## START

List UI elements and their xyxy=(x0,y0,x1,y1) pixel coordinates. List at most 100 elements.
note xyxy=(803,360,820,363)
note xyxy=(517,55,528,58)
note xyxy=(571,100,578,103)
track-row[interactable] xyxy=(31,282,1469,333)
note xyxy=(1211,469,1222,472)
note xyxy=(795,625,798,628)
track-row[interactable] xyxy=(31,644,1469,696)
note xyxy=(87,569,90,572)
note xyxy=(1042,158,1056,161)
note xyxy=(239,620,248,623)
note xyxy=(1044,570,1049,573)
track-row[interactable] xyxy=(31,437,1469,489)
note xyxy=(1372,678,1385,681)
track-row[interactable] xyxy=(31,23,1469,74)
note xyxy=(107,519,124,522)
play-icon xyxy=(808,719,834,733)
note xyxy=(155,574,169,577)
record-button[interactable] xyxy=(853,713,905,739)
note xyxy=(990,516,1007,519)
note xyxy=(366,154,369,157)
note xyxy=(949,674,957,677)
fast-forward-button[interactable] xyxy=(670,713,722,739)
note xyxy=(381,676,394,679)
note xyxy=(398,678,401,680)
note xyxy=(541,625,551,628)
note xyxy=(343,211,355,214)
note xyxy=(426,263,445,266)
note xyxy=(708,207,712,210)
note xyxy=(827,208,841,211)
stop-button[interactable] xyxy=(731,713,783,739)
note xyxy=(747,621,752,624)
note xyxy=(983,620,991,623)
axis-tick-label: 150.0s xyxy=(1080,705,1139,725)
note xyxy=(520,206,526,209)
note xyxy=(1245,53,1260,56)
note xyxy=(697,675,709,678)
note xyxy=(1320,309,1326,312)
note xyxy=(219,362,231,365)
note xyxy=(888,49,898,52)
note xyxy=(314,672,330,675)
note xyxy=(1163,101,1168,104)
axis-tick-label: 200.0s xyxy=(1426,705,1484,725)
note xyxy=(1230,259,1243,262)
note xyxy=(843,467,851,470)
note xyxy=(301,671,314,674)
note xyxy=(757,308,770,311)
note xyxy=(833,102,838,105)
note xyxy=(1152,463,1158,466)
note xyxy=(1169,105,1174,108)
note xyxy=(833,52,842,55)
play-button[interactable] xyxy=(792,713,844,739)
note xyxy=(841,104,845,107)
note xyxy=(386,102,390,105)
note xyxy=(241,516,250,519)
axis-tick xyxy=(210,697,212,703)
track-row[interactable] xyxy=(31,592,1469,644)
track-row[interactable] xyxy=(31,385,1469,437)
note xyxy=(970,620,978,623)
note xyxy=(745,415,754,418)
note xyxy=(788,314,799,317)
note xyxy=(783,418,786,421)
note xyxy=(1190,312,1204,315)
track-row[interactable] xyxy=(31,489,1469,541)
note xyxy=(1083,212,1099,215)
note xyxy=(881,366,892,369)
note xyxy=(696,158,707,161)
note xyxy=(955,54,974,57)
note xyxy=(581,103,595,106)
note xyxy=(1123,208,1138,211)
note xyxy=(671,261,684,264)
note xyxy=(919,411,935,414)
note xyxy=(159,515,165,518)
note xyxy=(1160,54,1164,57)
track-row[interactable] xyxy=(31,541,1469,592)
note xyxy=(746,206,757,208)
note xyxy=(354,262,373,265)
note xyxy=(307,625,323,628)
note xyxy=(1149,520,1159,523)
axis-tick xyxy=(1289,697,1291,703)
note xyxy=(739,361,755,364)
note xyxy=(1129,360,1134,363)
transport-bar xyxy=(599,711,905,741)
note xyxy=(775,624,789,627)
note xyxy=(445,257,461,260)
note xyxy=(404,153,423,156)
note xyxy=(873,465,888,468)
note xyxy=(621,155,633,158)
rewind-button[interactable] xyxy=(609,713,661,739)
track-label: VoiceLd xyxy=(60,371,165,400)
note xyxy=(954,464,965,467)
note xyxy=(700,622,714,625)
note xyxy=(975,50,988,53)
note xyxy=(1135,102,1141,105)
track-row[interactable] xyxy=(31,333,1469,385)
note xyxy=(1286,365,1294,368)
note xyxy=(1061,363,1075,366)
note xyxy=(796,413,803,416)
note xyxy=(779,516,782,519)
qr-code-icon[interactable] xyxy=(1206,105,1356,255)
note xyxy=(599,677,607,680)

## END

Requirement – Return every line of the records above verbatim, keeping the original order.

Output below –
List UI elements and their xyxy=(x0,y0,x1,y1) pixel coordinates. List at most 100 elements.
note xyxy=(803,360,820,363)
note xyxy=(517,55,528,58)
note xyxy=(571,100,578,103)
track-row[interactable] xyxy=(31,282,1469,333)
note xyxy=(1211,469,1222,472)
note xyxy=(795,625,798,628)
track-row[interactable] xyxy=(31,644,1469,696)
note xyxy=(87,569,90,572)
note xyxy=(1042,158,1056,161)
note xyxy=(239,620,248,623)
note xyxy=(1044,570,1049,573)
track-row[interactable] xyxy=(31,437,1469,489)
note xyxy=(1372,678,1385,681)
track-row[interactable] xyxy=(31,23,1469,74)
note xyxy=(107,519,124,522)
play-icon xyxy=(808,719,834,733)
note xyxy=(155,574,169,577)
record-button[interactable] xyxy=(853,713,905,739)
note xyxy=(990,516,1007,519)
note xyxy=(366,154,369,157)
note xyxy=(949,674,957,677)
fast-forward-button[interactable] xyxy=(670,713,722,739)
note xyxy=(381,676,394,679)
note xyxy=(398,678,401,680)
note xyxy=(541,625,551,628)
note xyxy=(343,211,355,214)
note xyxy=(426,263,445,266)
note xyxy=(708,207,712,210)
note xyxy=(827,208,841,211)
stop-button[interactable] xyxy=(731,713,783,739)
note xyxy=(747,621,752,624)
note xyxy=(983,620,991,623)
axis-tick-label: 150.0s xyxy=(1080,705,1139,725)
note xyxy=(520,206,526,209)
note xyxy=(1245,53,1260,56)
note xyxy=(697,675,709,678)
note xyxy=(1320,309,1326,312)
note xyxy=(219,362,231,365)
note xyxy=(888,49,898,52)
note xyxy=(314,672,330,675)
note xyxy=(1163,101,1168,104)
axis-tick-label: 200.0s xyxy=(1426,705,1484,725)
note xyxy=(1230,259,1243,262)
note xyxy=(843,467,851,470)
note xyxy=(301,671,314,674)
note xyxy=(757,308,770,311)
note xyxy=(833,102,838,105)
note xyxy=(1152,463,1158,466)
note xyxy=(1169,105,1174,108)
note xyxy=(833,52,842,55)
play-button[interactable] xyxy=(792,713,844,739)
note xyxy=(841,104,845,107)
note xyxy=(386,102,390,105)
note xyxy=(241,516,250,519)
axis-tick xyxy=(210,697,212,703)
track-row[interactable] xyxy=(31,592,1469,644)
track-row[interactable] xyxy=(31,385,1469,437)
note xyxy=(970,620,978,623)
note xyxy=(745,415,754,418)
note xyxy=(788,314,799,317)
note xyxy=(783,418,786,421)
note xyxy=(1190,312,1204,315)
track-row[interactable] xyxy=(31,489,1469,541)
note xyxy=(1083,212,1099,215)
note xyxy=(881,366,892,369)
note xyxy=(696,158,707,161)
note xyxy=(955,54,974,57)
note xyxy=(581,103,595,106)
note xyxy=(1123,208,1138,211)
note xyxy=(671,261,684,264)
note xyxy=(919,411,935,414)
note xyxy=(159,515,165,518)
note xyxy=(1160,54,1164,57)
track-row[interactable] xyxy=(31,541,1469,592)
note xyxy=(746,206,757,208)
note xyxy=(354,262,373,265)
note xyxy=(307,625,323,628)
note xyxy=(1149,520,1159,523)
axis-tick xyxy=(1289,697,1291,703)
note xyxy=(739,361,755,364)
note xyxy=(1129,360,1134,363)
transport-bar xyxy=(599,711,905,741)
note xyxy=(775,624,789,627)
note xyxy=(445,257,461,260)
note xyxy=(404,153,423,156)
note xyxy=(873,465,888,468)
note xyxy=(621,155,633,158)
rewind-button[interactable] xyxy=(609,713,661,739)
track-label: VoiceLd xyxy=(60,371,165,400)
note xyxy=(954,464,965,467)
note xyxy=(700,622,714,625)
note xyxy=(975,50,988,53)
note xyxy=(1135,102,1141,105)
track-row[interactable] xyxy=(31,333,1469,385)
note xyxy=(1286,365,1294,368)
note xyxy=(1061,363,1075,366)
note xyxy=(796,413,803,416)
note xyxy=(779,516,782,519)
qr-code-icon[interactable] xyxy=(1206,105,1356,255)
note xyxy=(599,677,607,680)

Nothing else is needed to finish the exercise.